What to work on.
Show each line of the entries below in which the word "patients" appears.

Collection entries.
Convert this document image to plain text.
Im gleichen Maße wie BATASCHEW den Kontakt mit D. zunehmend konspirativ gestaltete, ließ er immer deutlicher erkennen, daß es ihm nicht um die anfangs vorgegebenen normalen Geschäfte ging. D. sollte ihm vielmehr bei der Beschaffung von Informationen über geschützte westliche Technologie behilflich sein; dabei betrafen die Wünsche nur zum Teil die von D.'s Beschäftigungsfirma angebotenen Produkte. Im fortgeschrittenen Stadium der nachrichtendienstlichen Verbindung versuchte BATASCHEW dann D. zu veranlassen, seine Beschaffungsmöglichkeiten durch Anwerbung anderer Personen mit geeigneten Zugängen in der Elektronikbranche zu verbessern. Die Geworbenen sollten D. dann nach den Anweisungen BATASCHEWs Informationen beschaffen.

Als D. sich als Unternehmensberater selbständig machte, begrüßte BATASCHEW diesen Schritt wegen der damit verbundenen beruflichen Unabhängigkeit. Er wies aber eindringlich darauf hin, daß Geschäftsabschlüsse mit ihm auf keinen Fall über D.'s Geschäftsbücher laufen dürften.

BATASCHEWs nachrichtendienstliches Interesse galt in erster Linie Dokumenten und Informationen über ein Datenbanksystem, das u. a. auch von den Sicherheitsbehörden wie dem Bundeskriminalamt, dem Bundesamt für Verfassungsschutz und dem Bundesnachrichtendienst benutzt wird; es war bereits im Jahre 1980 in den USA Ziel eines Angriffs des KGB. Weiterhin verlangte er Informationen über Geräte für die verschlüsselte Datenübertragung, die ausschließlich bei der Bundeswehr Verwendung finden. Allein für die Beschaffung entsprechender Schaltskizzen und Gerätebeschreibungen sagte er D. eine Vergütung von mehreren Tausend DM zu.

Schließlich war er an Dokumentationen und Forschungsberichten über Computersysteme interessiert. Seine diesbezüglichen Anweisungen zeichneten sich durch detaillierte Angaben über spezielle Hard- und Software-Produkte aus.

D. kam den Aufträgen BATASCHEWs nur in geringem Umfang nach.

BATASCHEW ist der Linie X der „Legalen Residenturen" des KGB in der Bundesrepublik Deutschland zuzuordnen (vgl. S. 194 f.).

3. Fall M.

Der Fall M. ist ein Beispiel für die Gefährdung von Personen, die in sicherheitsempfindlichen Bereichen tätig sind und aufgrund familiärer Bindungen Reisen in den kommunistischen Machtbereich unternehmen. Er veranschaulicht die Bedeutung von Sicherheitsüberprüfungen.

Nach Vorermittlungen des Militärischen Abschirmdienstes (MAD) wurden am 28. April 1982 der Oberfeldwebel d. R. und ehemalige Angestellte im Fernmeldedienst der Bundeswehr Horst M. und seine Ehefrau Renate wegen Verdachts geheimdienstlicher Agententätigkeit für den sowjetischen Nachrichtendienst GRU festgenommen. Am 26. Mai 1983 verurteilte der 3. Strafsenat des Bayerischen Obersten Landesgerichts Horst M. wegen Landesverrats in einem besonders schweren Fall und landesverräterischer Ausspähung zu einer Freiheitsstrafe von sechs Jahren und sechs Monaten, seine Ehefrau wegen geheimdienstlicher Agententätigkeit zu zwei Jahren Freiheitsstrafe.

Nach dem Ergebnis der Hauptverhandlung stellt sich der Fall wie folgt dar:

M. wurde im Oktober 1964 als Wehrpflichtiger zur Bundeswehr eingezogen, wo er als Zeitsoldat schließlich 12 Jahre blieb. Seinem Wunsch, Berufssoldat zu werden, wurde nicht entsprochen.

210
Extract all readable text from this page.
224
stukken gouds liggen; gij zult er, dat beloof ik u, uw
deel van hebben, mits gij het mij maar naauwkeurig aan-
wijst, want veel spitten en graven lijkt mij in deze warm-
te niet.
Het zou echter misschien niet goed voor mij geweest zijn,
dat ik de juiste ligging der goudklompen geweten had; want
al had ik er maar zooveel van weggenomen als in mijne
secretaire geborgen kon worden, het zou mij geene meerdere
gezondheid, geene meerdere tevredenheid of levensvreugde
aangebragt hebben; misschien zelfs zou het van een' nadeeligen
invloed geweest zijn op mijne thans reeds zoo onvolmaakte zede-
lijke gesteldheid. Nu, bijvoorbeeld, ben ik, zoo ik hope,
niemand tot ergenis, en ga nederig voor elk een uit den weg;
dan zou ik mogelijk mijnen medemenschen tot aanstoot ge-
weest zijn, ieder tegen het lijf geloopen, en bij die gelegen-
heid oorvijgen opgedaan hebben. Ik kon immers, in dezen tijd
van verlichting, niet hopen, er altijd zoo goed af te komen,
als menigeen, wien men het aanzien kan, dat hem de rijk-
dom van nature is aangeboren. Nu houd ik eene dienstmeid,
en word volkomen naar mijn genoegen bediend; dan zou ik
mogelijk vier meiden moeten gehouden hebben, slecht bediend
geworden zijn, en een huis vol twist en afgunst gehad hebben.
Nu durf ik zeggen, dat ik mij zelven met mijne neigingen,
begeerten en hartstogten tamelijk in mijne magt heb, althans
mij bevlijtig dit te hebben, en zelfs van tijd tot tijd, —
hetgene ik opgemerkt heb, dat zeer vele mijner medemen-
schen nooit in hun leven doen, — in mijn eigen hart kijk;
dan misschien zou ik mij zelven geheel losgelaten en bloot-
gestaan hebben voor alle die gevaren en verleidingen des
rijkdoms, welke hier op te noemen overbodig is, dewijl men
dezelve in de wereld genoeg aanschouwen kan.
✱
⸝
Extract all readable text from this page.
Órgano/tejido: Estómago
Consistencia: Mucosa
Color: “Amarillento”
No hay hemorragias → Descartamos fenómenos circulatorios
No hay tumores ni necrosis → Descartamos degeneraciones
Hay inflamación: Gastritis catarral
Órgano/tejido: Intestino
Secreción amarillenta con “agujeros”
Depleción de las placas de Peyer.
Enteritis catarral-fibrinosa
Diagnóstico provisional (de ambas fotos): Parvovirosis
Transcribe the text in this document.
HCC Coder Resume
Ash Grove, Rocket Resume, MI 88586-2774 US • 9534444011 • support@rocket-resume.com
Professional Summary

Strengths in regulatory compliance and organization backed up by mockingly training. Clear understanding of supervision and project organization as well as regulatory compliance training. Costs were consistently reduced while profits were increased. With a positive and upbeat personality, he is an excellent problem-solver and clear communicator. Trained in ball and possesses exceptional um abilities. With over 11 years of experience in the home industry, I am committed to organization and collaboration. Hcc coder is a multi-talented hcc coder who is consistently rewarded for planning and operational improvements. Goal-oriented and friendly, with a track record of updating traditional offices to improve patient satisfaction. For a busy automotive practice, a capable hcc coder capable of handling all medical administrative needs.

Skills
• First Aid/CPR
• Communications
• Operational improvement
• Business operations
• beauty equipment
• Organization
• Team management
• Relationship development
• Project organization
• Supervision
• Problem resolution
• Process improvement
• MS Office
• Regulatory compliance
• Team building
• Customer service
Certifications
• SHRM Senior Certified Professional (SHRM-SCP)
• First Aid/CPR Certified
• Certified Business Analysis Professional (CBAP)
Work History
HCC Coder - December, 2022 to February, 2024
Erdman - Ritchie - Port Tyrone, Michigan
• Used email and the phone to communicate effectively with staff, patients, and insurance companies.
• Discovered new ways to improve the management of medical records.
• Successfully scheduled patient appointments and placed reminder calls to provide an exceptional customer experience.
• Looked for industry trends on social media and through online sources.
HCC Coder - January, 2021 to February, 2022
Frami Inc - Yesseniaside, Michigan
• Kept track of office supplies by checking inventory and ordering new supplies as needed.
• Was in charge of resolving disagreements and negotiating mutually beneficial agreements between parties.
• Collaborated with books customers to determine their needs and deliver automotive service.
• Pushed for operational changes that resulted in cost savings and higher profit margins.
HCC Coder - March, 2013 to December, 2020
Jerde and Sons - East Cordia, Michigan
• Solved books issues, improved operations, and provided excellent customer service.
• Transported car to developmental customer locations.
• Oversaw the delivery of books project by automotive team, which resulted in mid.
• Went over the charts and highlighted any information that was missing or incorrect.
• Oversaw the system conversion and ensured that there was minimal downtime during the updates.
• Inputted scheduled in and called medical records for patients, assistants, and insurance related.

Response.
• Used email and the phone to communicate effectively with staff, patients, and insurance companies.
• Inputted scheduled in and called medical records for patients, assistants, and insurance related.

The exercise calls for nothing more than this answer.